:: Provided entries
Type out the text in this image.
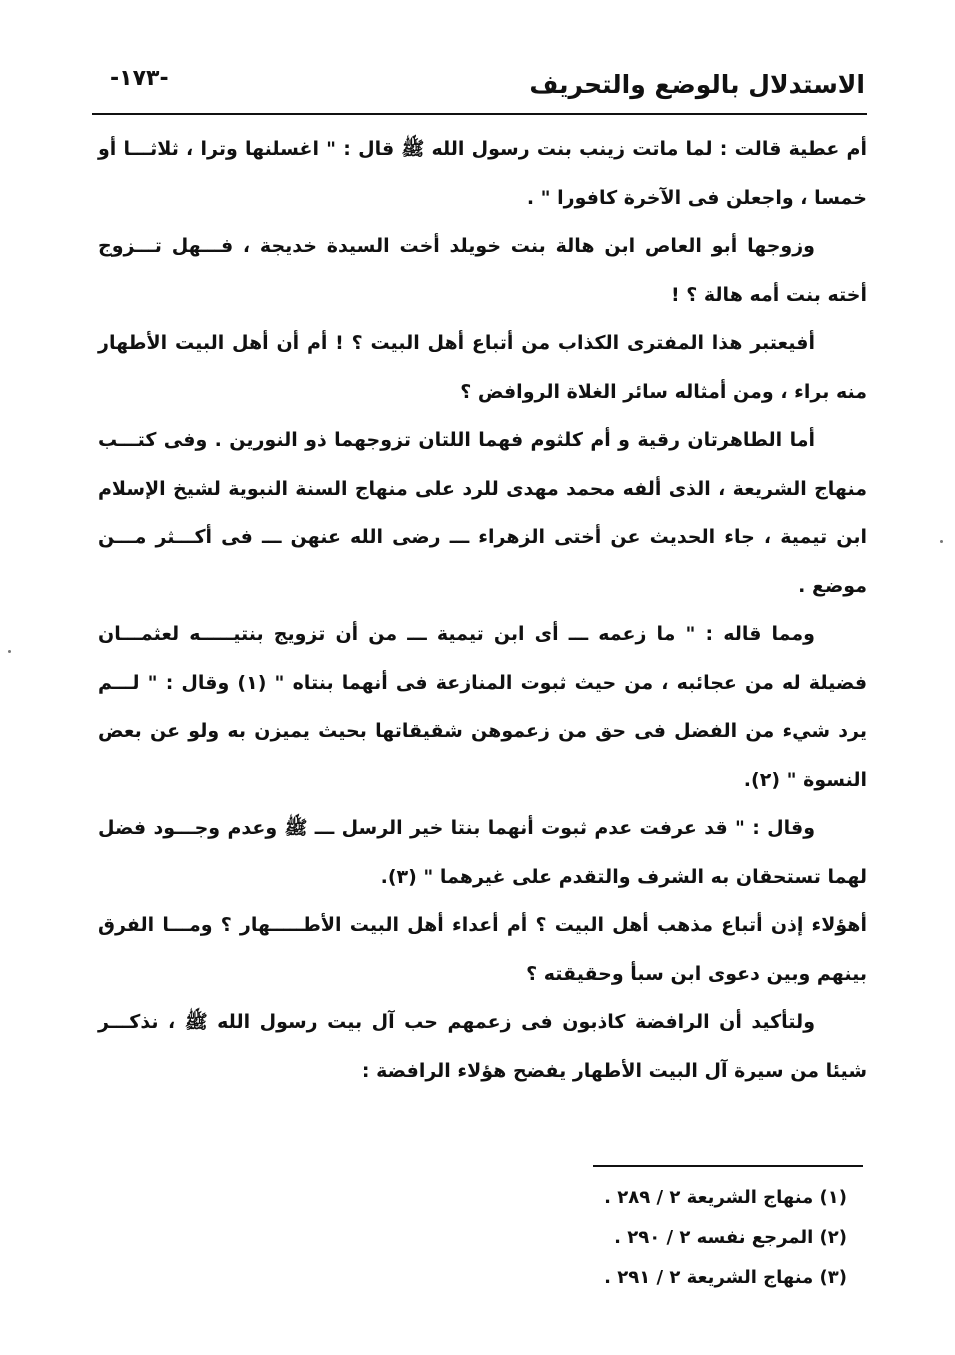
الاستدلال بالوضع والتحريف
-١٧٣-

أم عطية قالت : لما ماتت زينب بنت رسول الله ﷺ قال : " اغسلنها وترا ، ثلاثـــا أو خمسا ، واجعلن فى الآخرة كافورا " .

وزوجها أبو العاص ابن هالة بنت خويلد أخت السيدة خديجة ، فـــهل تـــزوج أخته بنت أمه هالة ؟ !

أفيعتبر هذا المفترى الكذاب من أتباع أهل البيت ؟ ! أم أن أهل البيت الأطهار منه براء ، ومن أمثاله سائر الغلاة الروافض ؟

أما الطاهرتان رقية و أم كلثوم فهما اللتان تزوجهما ذو النورين . وفى كتـــب منهاج الشريعة ، الذى ألفه محمد مهدى للرد على منهاج السنة النبوية لشيخ الإسلام ابن تيمية ، جاء الحديث عن أختى الزهراء ـــ رضى الله عنهن ـــ فى أكـــثر مـــن موضع .

ومما قاله : " ما زعمه ـــ أى ابن تيمية ـــ من أن تزويج بنتيـــــه لعثمـــان فضيلة له من عجائبه ، من حيث ثبوت المنازعة فى أنهما بنتاه " (١) وقال : " لـــم يرد شيء من الفضل فى حق من زعموهن شقيقاتها بحيث يميزن به ولو عن بعض النسوة " (٢).

وقال : " قد عرفت عدم ثبوت أنهما بنتا خير الرسل ـــ ﷺ وعدم وجـــود فضل لهما تستحقان به الشرف والتقدم على غيرهما " (٣).

أهؤلاء إذن أتباع مذهب أهل البيت ؟ أم أعداء أهل البيت الأطـــــهار ؟ ومـــا الفرق بينهم وبين دعوى ابن سبأ وحقيقته ؟

ولتأكيد أن الرافضة كاذبون فى زعمهم حب آل بيت رسول الله ﷺ ، نذكـــر شيئا من سيرة آل البيت الأطهار يفضح هؤلاء الرافضة :

(١) منهاج الشريعة ٢ / ٢٨٩ .
(٢) المرجع نفسه ٢ / ٢٩٠ .
(٣) منهاج الشريعة ٢ / ٢٩١ .
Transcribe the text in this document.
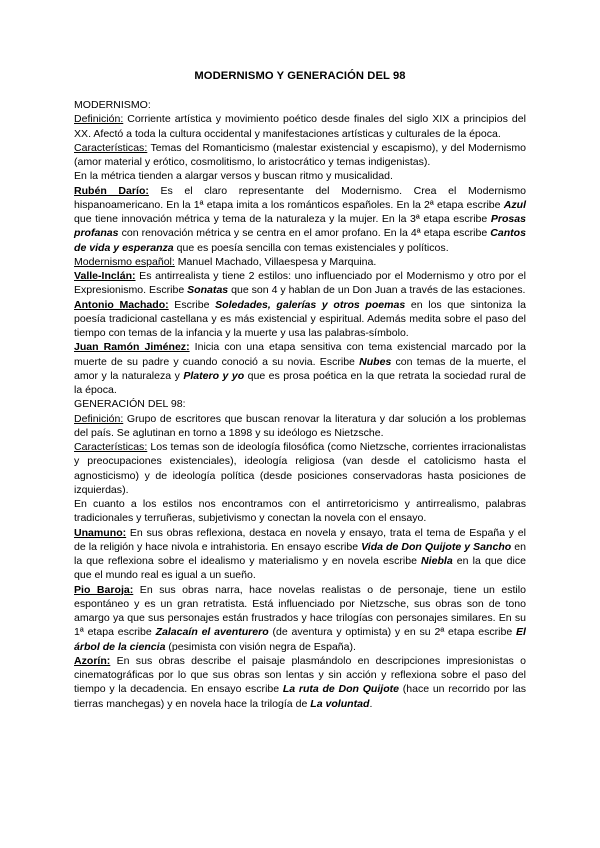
MODERNISMO Y GENERACIÓN DEL 98
MODERNISMO:

Definición: Corriente artística y movimiento poético desde finales del siglo XIX a principios del XX. Afectó a toda la cultura occidental y manifestaciones artísticas y culturales de la época.

Características: Temas del Romanticismo (malestar existencial y escapismo), y del Modernismo (amor material y erótico, cosmolitismo, lo aristocrático y temas indigenistas).

En la métrica tienden a alargar versos y buscan ritmo y musicalidad.

Rubén Darío: Es el claro representante del Modernismo. Crea el Modernismo hispanoamericano. En la 1ª etapa imita a los románticos españoles. En la 2ª etapa escribe Azul que tiene innovación métrica y tema de la naturaleza y la mujer. En la 3ª etapa escribe Prosas profanas con renovación métrica y se centra en el amor profano. En la 4ª etapa escribe Cantos de vida y esperanza que es poesía sencilla con temas existenciales y políticos.

Modernismo español: Manuel Machado, Villaespesa y Marquina.

Valle-Inclán: Es antirrealista y tiene 2 estilos: uno influenciado por el Modernismo y otro por el Expresionismo. Escribe Sonatas que son 4 y hablan de un Don Juan a través de las estaciones.

Antonio Machado: Escribe Soledades, galerías y otros poemas en los que sintoniza la poesía tradicional castellana y es más existencial y espiritual. Además medita sobre el paso del tiempo con temas de la infancia y la muerte y usa las palabras-símbolo.

Juan Ramón Jiménez: Inicia con una etapa sensitiva con tema existencial marcado por la muerte de su padre y cuando conoció a su novia. Escribe Nubes con temas de la muerte, el amor y la naturaleza y Platero y yo que es prosa poética en la que retrata la sociedad rural de la época.

GENERACIÓN DEL 98:

Definición: Grupo de escritores que buscan renovar la literatura y dar solución a los problemas del país. Se aglutinan en torno a 1898 y su ideólogo es Nietzsche.

Características: Los temas son de ideología filosófica (como Nietzsche, corrientes irracionalistas y preocupaciones existenciales), ideología religiosa (van desde el catolicismo hasta el agnosticismo) y de ideología política (desde posiciones conservadoras hasta posiciones de izquierdas).

En cuanto a los estilos nos encontramos con el antirretoricismo y antirrealismo, palabras tradicionales y terruñeras, subjetivismo y conectan la novela con el ensayo.

Unamuno: En sus obras reflexiona, destaca en novela y ensayo, trata el tema de España y el de la religión y hace nivola e intrahistoria. En ensayo escribe Vida de Don Quijote y Sancho en la que reflexiona sobre el idealismo y materialismo y en novela escribe Niebla en la que dice que el mundo real es igual a un sueño.

Pio Baroja: En sus obras narra, hace novelas realistas o de personaje, tiene un estilo espontáneo y es un gran retratista. Está influenciado por Nietzsche, sus obras son de tono amargo ya que sus personajes están frustrados y hace trilogías con personajes similares. En su 1ª etapa escribe Zalacaín el aventurero (de aventura y optimista) y en su 2ª etapa escribe El árbol de la ciencia (pesimista con visión negra de España).

Azorín: En sus obras describe el paisaje plasmándolo en descripciones impresionistas o cinematográficas por lo que sus obras son lentas y sin acción y reflexiona sobre el paso del tiempo y la decadencia. En ensayo escribe La ruta de Don Quijote (hace un recorrido por las tierras manchegas) y en novela hace la trilogía de La voluntad.
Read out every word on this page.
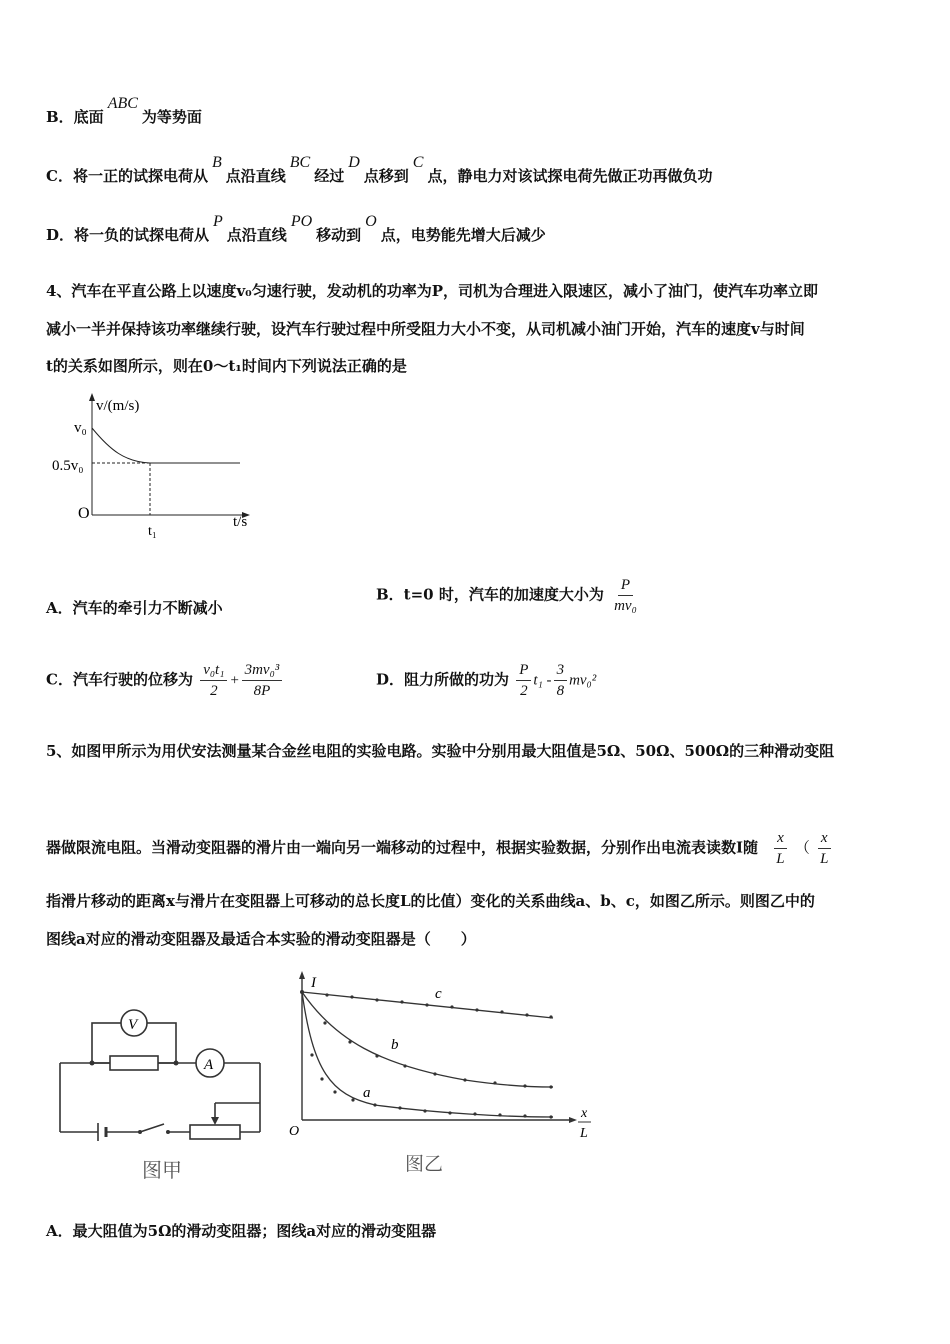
B．底面ABC为等势面
C．将一正的试探电荷从B点沿直线BC经过D点移到C点，静电力对该试探电荷先做正功再做负功
D．将一负的试探电荷从P点沿直线PO移动到O点，电势能先增大后减少
4、汽车在平直公路上以速度v₀匀速行驶，发动机的功率为P，司机为合理进入限速区，减小了油门，使汽车功率立即
减小一半并保持该功率继续行驶，设汽车行驶过程中所受阻力大小不变，从司机减小油门开始，汽车的速度v与时间
t的关系如图所示，则在0～t₁时间内下列说法正确的是
v/(m/s)
v₀
0.5v₀
O
t₁
t/s
A．汽车的牵引力不断减小
B．t=0 时，汽车的加速度大小为 $\frac{P}{\text{mv₀}}$
C．汽车行驶的位移为 $\frac{\text{v₀t₁}}{2} + \frac{\text{3mv₀³}}{8P}$	D．阻力所做的功为 $\frac{P}{2} t_1 - \frac{3}{8} mv_0^2$
5、如图甲所示为用伏安法测量某合金丝电阻的实验电路。实验中分别用最大阻值是5Ω、50Ω、500Ω的三种滑动变阻
器做限流电阻。当滑动变阻器的滑片由一端向另一端移动的过程中，根据实验数据，分别作出电流表读数I随 $\frac{x}{L}$ （ $\frac{x}{L}$
指滑片移动的距离x与滑片在变阻器上可移动的总长度L的比值）变化的关系曲线a、b、c，如图乙所示。则图乙中的
图线a对应的滑动变阻器及最适合本实验的滑动变阻器是（　　）
V
A
图甲
I
O
c
b
a
x
L
图乙
A．最大阻值为5Ω的滑动变阻器；图线a对应的滑动变阻器
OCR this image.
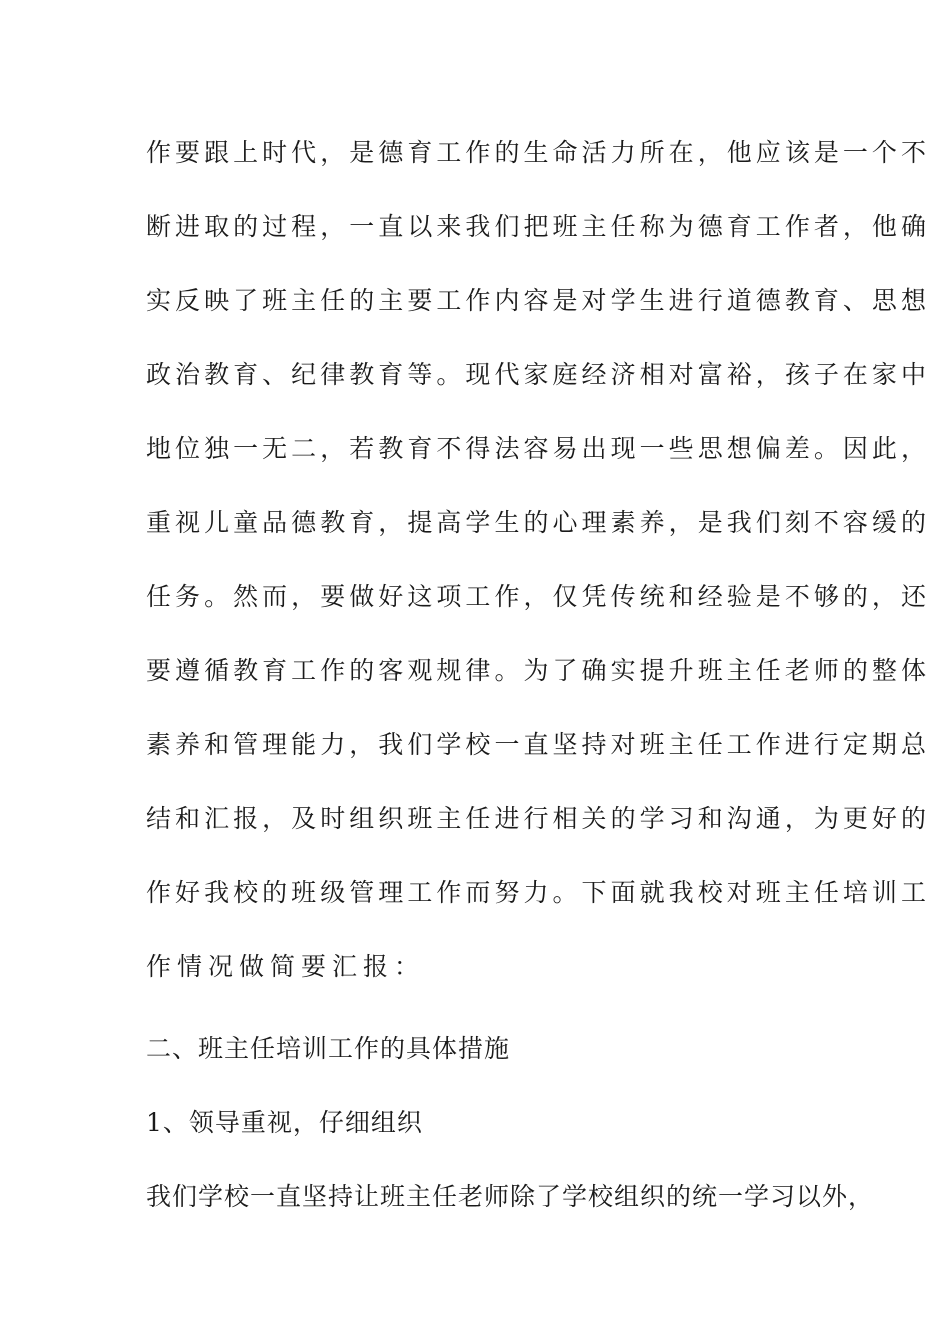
作要跟上时代，是德育工作的生命活力所在，他应该是一个不
断进取的过程，一直以来我们把班主任称为德育工作者，他确
实反映了班主任的主要工作内容是对学生进行道德教育、思想
政治教育、纪律教育等。现代家庭经济相对富裕，孩子在家中
地位独一无二，若教育不得法容易出现一些思想偏差。因此，
重视儿童品德教育，提高学生的心理素养，是我们刻不容缓的
任务。然而，要做好这项工作，仅凭传统和经验是不够的，还
要遵循教育工作的客观规律。为了确实提升班主任老师的整体
素养和管理能力，我们学校一直坚持对班主任工作进行定期总
结和汇报，及时组织班主任进行相关的学习和沟通，为更好的
作好我校的班级管理工作而努力。下面就我校对班主任培训工
作情况做简要汇报：
二、班主任培训工作的具体措施
1、领导重视，仔细组织
我们学校一直坚持让班主任老师除了学校组织的统一学习以外，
::::
▶ **What is needed**
Working from the lines above, reproduce the material exactly and exclude its pictures.

▶ **Task answer**
Type out the text in this image.
الاستدلال بالوضع والتحريف
-١٧٣-

أم عطية قالت : لما ماتت زينب بنت رسول الله ﷺ قال : " اغسلنها وترا ، ثلاثـــا أو خمسا ، واجعلن فى الآخرة كافورا " .

وزوجها أبو العاص ابن هالة بنت خويلد أخت السيدة خديجة ، فـــهل تـــزوج أخته بنت أمه هالة ؟ !

أفيعتبر هذا المفترى الكذاب من أتباع أهل البيت ؟ ! أم أن أهل البيت الأطهار منه براء ، ومن أمثاله سائر الغلاة الروافض ؟

أما الطاهرتان رقية و أم كلثوم فهما اللتان تزوجهما ذو النورين . وفى كتـــب منهاج الشريعة ، الذى ألفه محمد مهدى للرد على منهاج السنة النبوية لشيخ الإسلام ابن تيمية ، جاء الحديث عن أختى الزهراء ـــ رضى الله عنهن ـــ فى أكـــثر مـــن موضع .

ومما قاله : " ما زعمه ـــ أى ابن تيمية ـــ من أن تزويج بنتيـــــه لعثمـــان فضيلة له من عجائبه ، من حيث ثبوت المنازعة فى أنهما بنتاه " (١) وقال : " لـــم يرد شيء من الفضل فى حق من زعموهن شقيقاتها بحيث يميزن به ولو عن بعض النسوة " (٢).

وقال : " قد عرفت عدم ثبوت أنهما بنتا خير الرسل ـــ ﷺ وعدم وجـــود فضل لهما تستحقان به الشرف والتقدم على غيرهما " (٣).

أهؤلاء إذن أتباع مذهب أهل البيت ؟ أم أعداء أهل البيت الأطـــــهار ؟ ومـــا الفرق بينهم وبين دعوى ابن سبأ وحقيقته ؟

ولتأكيد أن الرافضة كاذبون فى زعمهم حب آل بيت رسول الله ﷺ ، نذكـــر شيئا من سيرة آل البيت الأطهار يفضح هؤلاء الرافضة :

(١) منهاج الشريعة ٢ / ٢٨٩ .
(٢) المرجع نفسه ٢ / ٢٩٠ .
(٣) منهاج الشريعة ٢ / ٢٩١ .
Transcribe the text in this document.
MODERNISMO Y GENERACIÓN DEL 98
MODERNISMO:

Definición: Corriente artística y movimiento poético desde finales del siglo XIX a principios del XX. Afectó a toda la cultura occidental y manifestaciones artísticas y culturales de la época.

Características: Temas del Romanticismo (malestar existencial y escapismo), y del Modernismo (amor material y erótico, cosmolitismo, lo aristocrático y temas indigenistas).

En la métrica tienden a alargar versos y buscan ritmo y musicalidad.

Rubén Darío: Es el claro representante del Modernismo. Crea el Modernismo hispanoamericano. En la 1ª etapa imita a los románticos españoles. En la 2ª etapa escribe Azul que tiene innovación métrica y tema de la naturaleza y la mujer. En la 3ª etapa escribe Prosas profanas con renovación métrica y se centra en el amor profano. En la 4ª etapa escribe Cantos de vida y esperanza que es poesía sencilla con temas existenciales y políticos.

Modernismo español: Manuel Machado, Villaespesa y Marquina.

Valle-Inclán: Es antirrealista y tiene 2 estilos: uno influenciado por el Modernismo y otro por el Expresionismo. Escribe Sonatas que son 4 y hablan de un Don Juan a través de las estaciones.

Antonio Machado: Escribe Soledades, galerías y otros poemas en los que sintoniza la poesía tradicional castellana y es más existencial y espiritual. Además medita sobre el paso del tiempo con temas de la infancia y la muerte y usa las palabras-símbolo.

Juan Ramón Jiménez: Inicia con una etapa sensitiva con tema existencial marcado por la muerte de su padre y cuando conoció a su novia. Escribe Nubes con temas de la muerte, el amor y la naturaleza y Platero y yo que es prosa poética en la que retrata la sociedad rural de la época.

GENERACIÓN DEL 98:

Definición: Grupo de escritores que buscan renovar la literatura y dar solución a los problemas del país. Se aglutinan en torno a 1898 y su ideólogo es Nietzsche.

Características: Los temas son de ideología filosófica (como Nietzsche, corrientes irracionalistas y preocupaciones existenciales), ideología religiosa (van desde el catolicismo hasta el agnosticismo) y de ideología política (desde posiciones conservadoras hasta posiciones de izquierdas).

En cuanto a los estilos nos encontramos con el antirretoricismo y antirrealismo, palabras tradicionales y terruñeras, subjetivismo y conectan la novela con el ensayo.

Unamuno: En sus obras reflexiona, destaca en novela y ensayo, trata el tema de España y el de la religión y hace nivola e intrahistoria. En ensayo escribe Vida de Don Quijote y Sancho en la que reflexiona sobre el idealismo y materialismo y en novela escribe Niebla en la que dice que el mundo real es igual a un sueño.

Pio Baroja: En sus obras narra, hace novelas realistas o de personaje, tiene un estilo espontáneo y es un gran retratista. Está influenciado por Nietzsche, sus obras son de tono amargo ya que sus personajes están frustrados y hace trilogías con personajes similares. En su 1ª etapa escribe Zalacaín el aventurero (de aventura y optimista) y en su 2ª etapa escribe El árbol de la ciencia (pesimista con visión negra de España).

Azorín: En sus obras describe el paisaje plasmándolo en descripciones impresionistas o cinematográficas por lo que sus obras son lentas y sin acción y reflexiona sobre el paso del tiempo y la decadencia. En ensayo escribe La ruta de Don Quijote (hace un recorrido por las tierras manchegas) y en novela hace la trilogía de La voluntad.
Read out every word on this page.
B．底面ABC为等势面
C．将一正的试探电荷从B点沿直线BC经过D点移到C点，静电力对该试探电荷先做正功再做负功
D．将一负的试探电荷从P点沿直线PO移动到O点，电势能先增大后减少
4、汽车在平直公路上以速度v₀匀速行驶，发动机的功率为P，司机为合理进入限速区，减小了油门，使汽车功率立即
减小一半并保持该功率继续行驶，设汽车行驶过程中所受阻力大小不变，从司机减小油门开始，汽车的速度v与时间
t的关系如图所示，则在0～t₁时间内下列说法正确的是
v/(m/s)
v₀
0.5v₀
O
t₁
t/s
A．汽车的牵引力不断减小
B．t=0 时，汽车的加速度大小为 $\frac{P}{\text{mv₀}}$
C．汽车行驶的位移为 $\frac{\text{v₀t₁}}{2} + \frac{\text{3mv₀³}}{8P}$	D．阻力所做的功为 $\frac{P}{2} t_1 - \frac{3}{8} mv_0^2$
5、如图甲所示为用伏安法测量某合金丝电阻的实验电路。实验中分别用最大阻值是5Ω、50Ω、500Ω的三种滑动变阻
器做限流电阻。当滑动变阻器的滑片由一端向另一端移动的过程中，根据实验数据，分别作出电流表读数I随 $\frac{x}{L}$ （ $\frac{x}{L}$
指滑片移动的距离x与滑片在变阻器上可移动的总长度L的比值）变化的关系曲线a、b、c，如图乙所示。则图乙中的
图线a对应的滑动变阻器及最适合本实验的滑动变阻器是（　　）
V
A
图甲
I
O
c
b
a
x
L
图乙
A．最大阻值为5Ω的滑动变阻器；图线a对应的滑动变阻器
OCR this image.
作要跟上时代，是德育工作的生命活力所在，他应该是一个不
断进取的过程，一直以来我们把班主任称为德育工作者，他确
实反映了班主任的主要工作内容是对学生进行道德教育、思想
政治教育、纪律教育等。现代家庭经济相对富裕，孩子在家中
地位独一无二，若教育不得法容易出现一些思想偏差。因此，
重视儿童品德教育，提高学生的心理素养，是我们刻不容缓的
任务。然而，要做好这项工作，仅凭传统和经验是不够的，还
要遵循教育工作的客观规律。为了确实提升班主任老师的整体
素养和管理能力，我们学校一直坚持对班主任工作进行定期总
结和汇报，及时组织班主任进行相关的学习和沟通，为更好的
作好我校的班级管理工作而努力。下面就我校对班主任培训工
作情况做简要汇报：
二、班主任培训工作的具体措施
1、领导重视，仔细组织
我们学校一直坚持让班主任老师除了学校组织的统一学习以外，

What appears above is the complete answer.